Written task → Pull each line holding "icon" out of the entries below.
** BEGIN **
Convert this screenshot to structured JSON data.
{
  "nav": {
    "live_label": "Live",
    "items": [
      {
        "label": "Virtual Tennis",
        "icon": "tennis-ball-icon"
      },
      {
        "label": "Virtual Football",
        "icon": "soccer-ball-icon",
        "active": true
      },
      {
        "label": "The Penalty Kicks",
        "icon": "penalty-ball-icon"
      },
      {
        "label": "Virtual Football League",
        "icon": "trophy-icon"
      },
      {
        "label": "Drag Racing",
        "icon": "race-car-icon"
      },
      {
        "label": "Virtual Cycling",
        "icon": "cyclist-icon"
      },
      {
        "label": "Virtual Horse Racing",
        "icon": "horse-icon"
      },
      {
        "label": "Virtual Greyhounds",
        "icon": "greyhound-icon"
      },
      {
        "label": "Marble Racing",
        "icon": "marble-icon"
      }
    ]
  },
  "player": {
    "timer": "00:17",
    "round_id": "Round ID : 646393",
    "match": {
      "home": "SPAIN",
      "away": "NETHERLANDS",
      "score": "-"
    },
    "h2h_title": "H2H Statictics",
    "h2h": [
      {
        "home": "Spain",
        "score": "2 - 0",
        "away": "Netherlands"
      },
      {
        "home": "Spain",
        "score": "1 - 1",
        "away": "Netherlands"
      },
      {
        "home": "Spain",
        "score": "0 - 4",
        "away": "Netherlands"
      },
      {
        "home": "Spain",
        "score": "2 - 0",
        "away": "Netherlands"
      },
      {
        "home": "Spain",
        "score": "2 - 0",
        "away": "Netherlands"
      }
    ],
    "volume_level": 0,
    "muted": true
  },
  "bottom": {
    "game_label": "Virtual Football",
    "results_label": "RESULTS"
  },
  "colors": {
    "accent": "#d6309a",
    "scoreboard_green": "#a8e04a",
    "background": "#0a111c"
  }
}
** END **
Task result →
        "icon": "tennis-ball-icon"
        "icon": "soccer-ball-icon",
        "icon": "penalty-ball-icon"
        "icon": "trophy-icon"
        "icon": "race-car-icon"
        "icon": "cyclist-icon"
        "icon": "horse-icon"
        "icon": "greyhound-icon"
        "icon": "marble-icon"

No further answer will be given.